- _PROBLEM STATEMENT_:
Go through the material and tally the lines containing the string "watersystemen". Give the total alone.
========================================
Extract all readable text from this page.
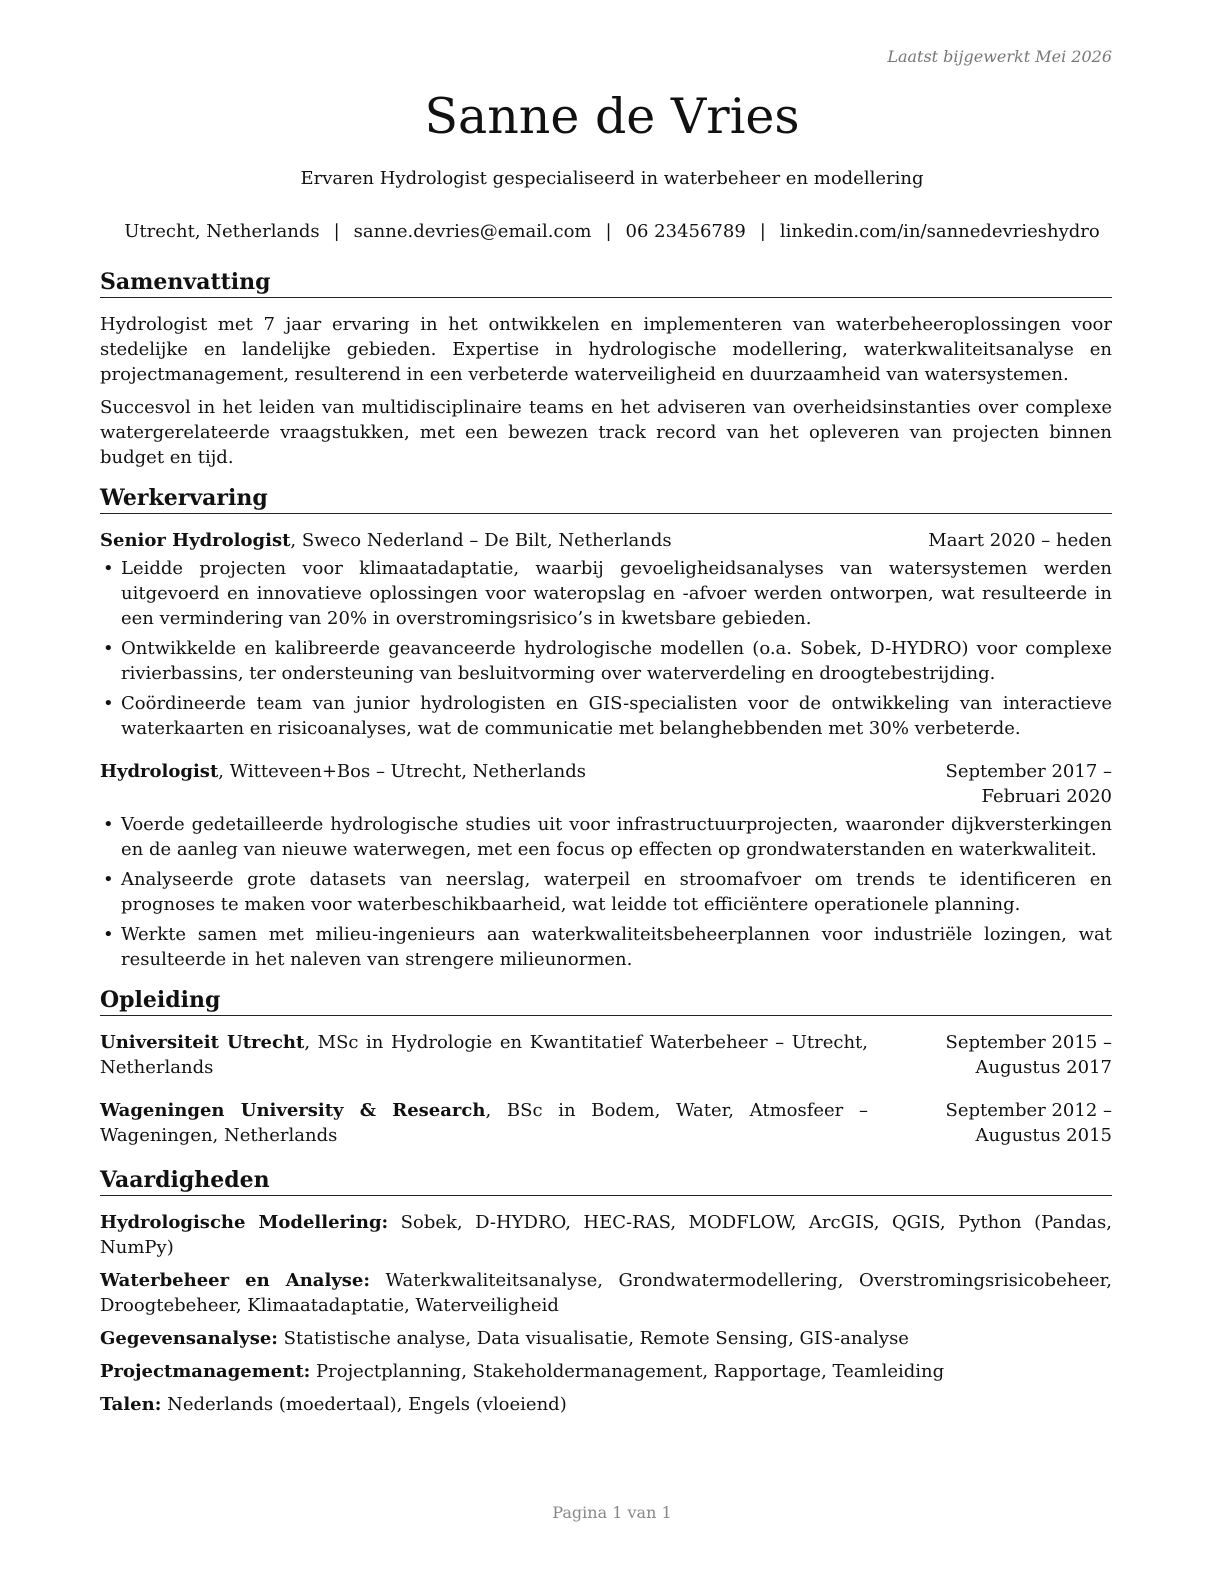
Laatst bijgewerkt Mei 2026
Sanne de Vries
Ervaren Hydrologist gespecialiseerd in waterbeheer en modellering
Utrecht, Netherlands | sanne.devries@email.com | 06 23456789 | linkedin.com/in/sannedevrieshydro
Samenvatting

Hydrologist met 7 jaar ervaring in het ontwikkelen en implementeren van waterbeheeroplossingen voor stedelijke en landelijke gebieden. Expertise in hydrologische modellering, waterkwaliteitsanalyse en projectmanagement, resulterend in een verbeterde waterveiligheid en duurzaamheid van watersystemen.

Succesvol in het leiden van multidisciplinaire teams en het adviseren van overheidsinstanties over complexe watergerelateerde vraagstukken, met een bewezen track record van het opleveren van projecten binnen budget en tijd.

Werkervaring
Senior Hydrologist, Sweco Nederland – De Bilt, Netherlands	Maart 2020 – heden
• Leidde projecten voor klimaatadaptatie, waarbij gevoeligheidsanalyses van watersystemen werden uitgevoerd en innovatieve oplossingen voor wateropslag en -afvoer werden ontworpen, wat resulteerde in een vermindering van 20% in overstromingsrisico’s in kwetsbare gebieden.
• Ontwikkelde en kalibreerde geavanceerde hydrologische modellen (o.a. Sobek, D-HYDRO) voor complexe rivierbassins, ter ondersteuning van besluitvorming over waterverdeling en droogtebestrijding.
• Coördineerde team van junior hydrologisten en GIS-specialisten voor de ontwikkeling van interactieve waterkaarten en risicoanalyses, wat de communicatie met belanghebbenden met 30% verbeterde.
Hydrologist, Witteveen+Bos – Utrecht, Netherlands	September 2017 – Februari 2020
• Voerde gedetailleerde hydrologische studies uit voor infrastructuurprojecten, waaronder dijkversterkingen en de aanleg van nieuwe waterwegen, met een focus op effecten op grondwaterstanden en waterkwaliteit.
• Analyseerde grote datasets van neerslag, waterpeil en stroomafvoer om trends te identificeren en prognoses te maken voor waterbeschikbaarheid, wat leidde tot efficiëntere operationele planning.
• Werkte samen met milieu-ingenieurs aan waterkwaliteitsbeheerplannen voor industriële lozingen, wat resulteerde in het naleven van strengere milieunormen.
Opleiding
Universiteit Utrecht, MSc in Hydrologie en Kwantitatief Waterbeheer – Utrecht, Netherlands
September 2015 – Augustus 2017
Wageningen University & Research, BSc in Bodem, Water, Atmosfeer – Wageningen, Netherlands
September 2012 – Augustus 2015
Vaardigheden
Hydrologische Modellering: Sobek, D-HYDRO, HEC-RAS, MODFLOW, ArcGIS, QGIS, Python (Pandas, NumPy)
Waterbeheer en Analyse: Waterkwaliteitsanalyse, Grondwatermodellering, Overstromingsrisicobeheer, Droogtebeheer, Klimaatadaptatie, Waterveiligheid
Gegevensanalyse: Statistische analyse, Data visualisatie, Remote Sensing, GIS-analyse
Projectmanagement: Projectplanning, Stakeholdermanagement, Rapportage, Teamleiding
Talen: Nederlands (moedertaal), Engels (vloeiend)
Pagina 1 van 1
========================================
- _RESULT BELOW_:
2